[Stored data]
---

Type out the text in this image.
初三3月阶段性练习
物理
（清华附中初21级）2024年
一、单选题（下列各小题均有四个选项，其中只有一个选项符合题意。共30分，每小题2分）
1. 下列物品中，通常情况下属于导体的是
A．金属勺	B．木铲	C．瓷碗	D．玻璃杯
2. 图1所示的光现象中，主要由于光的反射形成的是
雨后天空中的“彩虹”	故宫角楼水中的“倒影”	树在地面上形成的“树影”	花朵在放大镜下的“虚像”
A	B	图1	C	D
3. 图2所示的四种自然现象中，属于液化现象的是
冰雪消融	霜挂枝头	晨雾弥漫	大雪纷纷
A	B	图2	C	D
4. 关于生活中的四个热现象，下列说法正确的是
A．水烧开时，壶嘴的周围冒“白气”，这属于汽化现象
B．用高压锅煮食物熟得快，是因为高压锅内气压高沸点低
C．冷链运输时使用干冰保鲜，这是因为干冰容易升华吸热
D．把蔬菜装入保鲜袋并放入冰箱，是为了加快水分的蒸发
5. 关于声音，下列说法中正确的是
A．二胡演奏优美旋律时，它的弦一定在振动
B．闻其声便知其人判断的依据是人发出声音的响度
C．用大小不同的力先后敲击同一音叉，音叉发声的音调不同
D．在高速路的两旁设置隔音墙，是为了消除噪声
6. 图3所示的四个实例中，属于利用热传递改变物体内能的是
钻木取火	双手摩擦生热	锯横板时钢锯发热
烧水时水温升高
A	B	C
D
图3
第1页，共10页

---

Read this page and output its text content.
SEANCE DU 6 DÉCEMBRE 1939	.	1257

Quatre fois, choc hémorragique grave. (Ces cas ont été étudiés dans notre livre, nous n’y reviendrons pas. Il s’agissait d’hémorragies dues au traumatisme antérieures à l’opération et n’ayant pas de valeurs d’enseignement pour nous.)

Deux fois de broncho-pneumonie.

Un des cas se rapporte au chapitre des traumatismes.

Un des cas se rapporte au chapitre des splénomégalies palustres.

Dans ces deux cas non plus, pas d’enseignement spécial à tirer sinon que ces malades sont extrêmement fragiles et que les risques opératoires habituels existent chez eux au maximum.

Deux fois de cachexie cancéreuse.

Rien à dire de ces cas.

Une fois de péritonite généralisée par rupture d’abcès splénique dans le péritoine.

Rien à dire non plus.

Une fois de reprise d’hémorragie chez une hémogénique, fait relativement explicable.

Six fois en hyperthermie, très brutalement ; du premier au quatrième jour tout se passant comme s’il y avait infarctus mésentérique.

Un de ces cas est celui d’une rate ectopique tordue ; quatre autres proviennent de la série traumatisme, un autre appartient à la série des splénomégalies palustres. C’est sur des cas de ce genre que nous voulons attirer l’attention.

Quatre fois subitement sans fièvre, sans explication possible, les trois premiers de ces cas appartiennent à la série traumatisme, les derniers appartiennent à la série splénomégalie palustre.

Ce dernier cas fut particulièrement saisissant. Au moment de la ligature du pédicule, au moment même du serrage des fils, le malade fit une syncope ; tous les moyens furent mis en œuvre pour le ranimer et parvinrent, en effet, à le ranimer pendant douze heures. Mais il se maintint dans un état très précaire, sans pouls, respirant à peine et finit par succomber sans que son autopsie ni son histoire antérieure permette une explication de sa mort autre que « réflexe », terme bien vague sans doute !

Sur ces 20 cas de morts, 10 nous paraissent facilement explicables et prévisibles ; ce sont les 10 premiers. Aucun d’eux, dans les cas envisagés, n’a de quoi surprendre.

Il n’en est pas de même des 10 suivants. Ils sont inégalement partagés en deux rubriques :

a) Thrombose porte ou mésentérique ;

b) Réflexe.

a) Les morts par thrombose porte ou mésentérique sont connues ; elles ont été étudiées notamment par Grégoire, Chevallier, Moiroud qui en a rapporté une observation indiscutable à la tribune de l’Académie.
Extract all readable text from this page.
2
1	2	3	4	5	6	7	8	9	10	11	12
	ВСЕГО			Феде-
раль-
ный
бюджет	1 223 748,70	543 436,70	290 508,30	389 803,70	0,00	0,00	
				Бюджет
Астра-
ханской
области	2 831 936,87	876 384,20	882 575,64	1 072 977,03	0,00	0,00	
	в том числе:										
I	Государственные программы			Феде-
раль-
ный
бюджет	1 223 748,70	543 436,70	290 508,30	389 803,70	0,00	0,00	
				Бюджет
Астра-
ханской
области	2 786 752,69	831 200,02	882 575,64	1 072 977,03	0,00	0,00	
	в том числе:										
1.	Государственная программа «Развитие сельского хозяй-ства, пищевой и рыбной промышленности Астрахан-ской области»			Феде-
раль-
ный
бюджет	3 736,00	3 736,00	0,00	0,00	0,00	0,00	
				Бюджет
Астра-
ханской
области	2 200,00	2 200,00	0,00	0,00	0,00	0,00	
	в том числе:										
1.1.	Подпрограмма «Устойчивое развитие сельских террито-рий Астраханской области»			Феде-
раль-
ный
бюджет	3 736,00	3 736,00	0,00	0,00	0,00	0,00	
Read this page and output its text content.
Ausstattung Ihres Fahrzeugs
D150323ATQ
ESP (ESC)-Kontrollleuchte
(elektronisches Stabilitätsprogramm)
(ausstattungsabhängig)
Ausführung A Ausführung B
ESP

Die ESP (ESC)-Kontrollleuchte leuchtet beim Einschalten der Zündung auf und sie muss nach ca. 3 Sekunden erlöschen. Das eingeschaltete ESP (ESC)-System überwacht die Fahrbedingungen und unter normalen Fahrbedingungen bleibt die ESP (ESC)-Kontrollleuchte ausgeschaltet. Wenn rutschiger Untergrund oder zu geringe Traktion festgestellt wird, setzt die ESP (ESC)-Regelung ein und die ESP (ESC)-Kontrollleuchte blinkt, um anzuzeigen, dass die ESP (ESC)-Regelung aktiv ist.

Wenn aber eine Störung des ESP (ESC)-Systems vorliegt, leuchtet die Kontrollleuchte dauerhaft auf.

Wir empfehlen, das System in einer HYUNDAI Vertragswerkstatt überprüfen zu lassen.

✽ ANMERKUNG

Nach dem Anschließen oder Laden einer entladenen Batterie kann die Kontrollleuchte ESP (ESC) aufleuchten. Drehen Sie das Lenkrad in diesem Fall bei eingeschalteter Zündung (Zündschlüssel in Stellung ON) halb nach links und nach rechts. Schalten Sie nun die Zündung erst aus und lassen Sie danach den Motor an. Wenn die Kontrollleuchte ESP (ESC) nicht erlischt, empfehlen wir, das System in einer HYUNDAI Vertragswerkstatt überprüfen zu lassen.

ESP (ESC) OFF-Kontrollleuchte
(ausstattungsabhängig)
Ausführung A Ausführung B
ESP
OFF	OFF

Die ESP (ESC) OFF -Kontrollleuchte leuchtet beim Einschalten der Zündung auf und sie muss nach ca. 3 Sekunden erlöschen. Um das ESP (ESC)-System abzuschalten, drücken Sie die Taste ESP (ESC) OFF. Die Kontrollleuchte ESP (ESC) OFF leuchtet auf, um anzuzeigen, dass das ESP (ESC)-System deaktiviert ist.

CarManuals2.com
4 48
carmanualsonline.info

---

Problem requirements
Pull every line containing "splénomégalies" from the data.

Response below
Un des cas se rapporte au chapitre des splénomégalies palustres.
Un de ces cas est celui d’une rate ectopique tordue ; quatre autres proviennent de la série traumatisme, un autre appartient à la série des splénomégalies palustres. C’est sur des cas de ce genre que nous voulons attirer l’attention.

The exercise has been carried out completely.